┌────────
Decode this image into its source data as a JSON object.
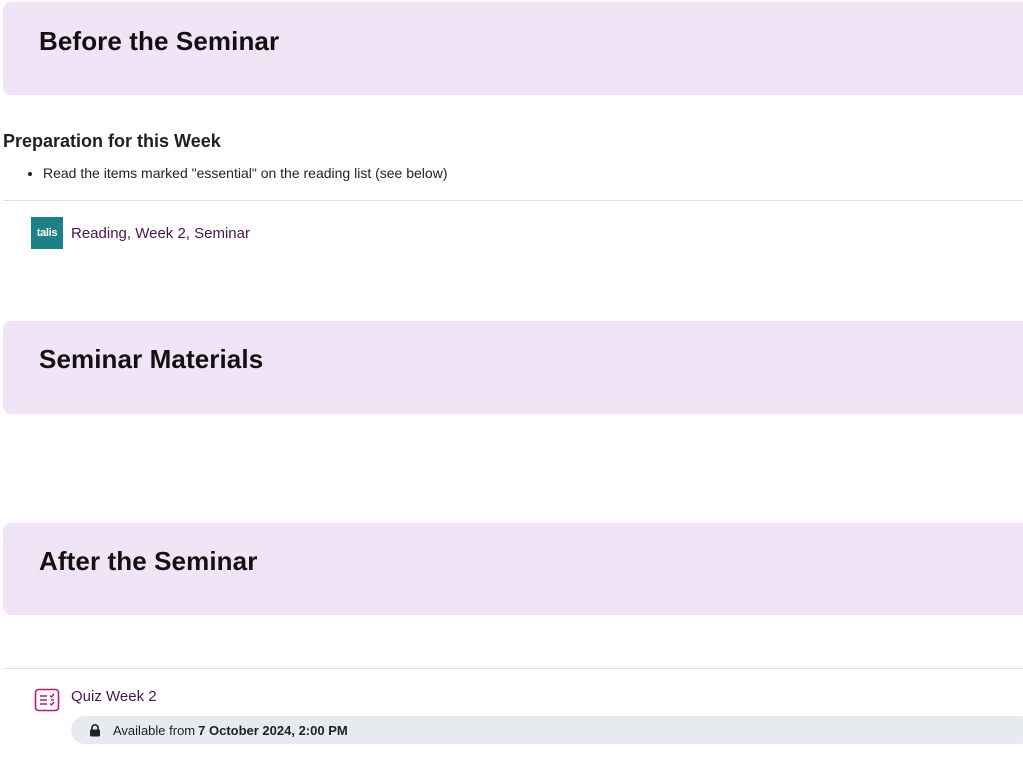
{
  "sections": {
    "before": {
      "title": "Before the Seminar"
    },
    "materials": {
      "title": "Seminar Materials"
    },
    "after": {
      "title": "After the Seminar"
    }
  },
  "preparation": {
    "heading": "Preparation for this Week",
    "items": [
      "Read the items marked \"essential\" on the reading list (see below)"
    ]
  },
  "reading_activity": {
    "icon": "talis-icon",
    "icon_text": "talis",
    "icon_color": "#1b8185",
    "label": "Reading, Week 2, Seminar"
  },
  "quiz_activity": {
    "icon": "quiz-icon",
    "icon_color": "#c4137f",
    "label": "Quiz Week 2",
    "availability_prefix": "Available from",
    "availability_date": "7 October 2024, 2:00 PM",
    "lock_icon": "lock-icon"
  },
  "colors": {
    "banner_bg": "#f2e4f7",
    "link": "#4a1450",
    "availability_bg": "#e7eaee"
  }
}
└────────
• _Exercise goal_: Reproduce all entries without any change, and omit the pictures.

• _Response to this task_:
Decode this image into its source data as a JSON object.
{
  "sections": {
    "before": {
      "title": "Before the Seminar"
    },
    "materials": {
      "title": "Seminar Materials"
    },
    "after": {
      "title": "After the Seminar"
    }
  },
  "preparation": {
    "heading": "Preparation for this Week",
    "items": [
      "Read the items marked \"essential\" on the reading list (see below)"
    ]
  },
  "reading_activity": {
    "icon": "talis-icon",
    "icon_text": "talis",
    "icon_color": "#1b8185",
    "label": "Reading, Week 2, Seminar"
  },
  "quiz_activity": {
    "icon": "quiz-icon",
    "icon_color": "#c4137f",
    "label": "Quiz Week 2",
    "availability_prefix": "Available from",
    "availability_date": "7 October 2024, 2:00 PM",
    "lock_icon": "lock-icon"
  },
  "colors": {
    "banner_bg": "#f2e4f7",
    "link": "#4a1450",
    "availability_bg": "#e7eaee"
  }
}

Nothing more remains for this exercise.